─── RECORDS TO USE ───

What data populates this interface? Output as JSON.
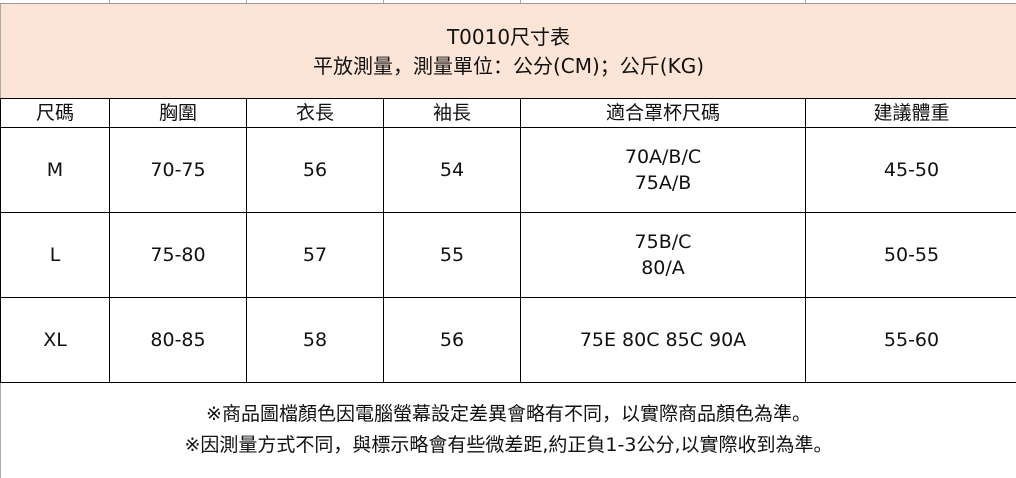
{
  "header": {
    "title": "T0010尺寸表",
    "subtitle": "平放測量，測量單位：公分(CM)；公斤(KG)",
    "background": "#fce4d6"
  },
  "table": {
    "columns": [
      "尺碼",
      "胸圍",
      "衣長",
      "袖長",
      "適合罩杯尺碼",
      "建議體重"
    ],
    "rows": [
      {
        "size": "M",
        "chest": "70-75",
        "length": "56",
        "sleeve": "54",
        "cup": [
          "70A/B/C",
          "75A/B"
        ],
        "weight": "45-50"
      },
      {
        "size": "L",
        "chest": "75-80",
        "length": "57",
        "sleeve": "55",
        "cup": [
          "75B/C",
          "80/A"
        ],
        "weight": "50-55"
      },
      {
        "size": "XL",
        "chest": "80-85",
        "length": "58",
        "sleeve": "56",
        "cup": [
          "75E 80C 85C 90A"
        ],
        "weight": "55-60"
      }
    ]
  },
  "footer": {
    "note1": "※商品圖檔顏色因電腦螢幕設定差異會略有不同，以實際商品顏色為準。",
    "note2": "※因測量方式不同，與標示略會有些微差距,約正負1-3公分,以實際收到為準。"
  }
}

───

■ GOAL: Report how many lines of the listing above include the word "weight". Say nothing but the number.

■ FULL RESPONSE: 3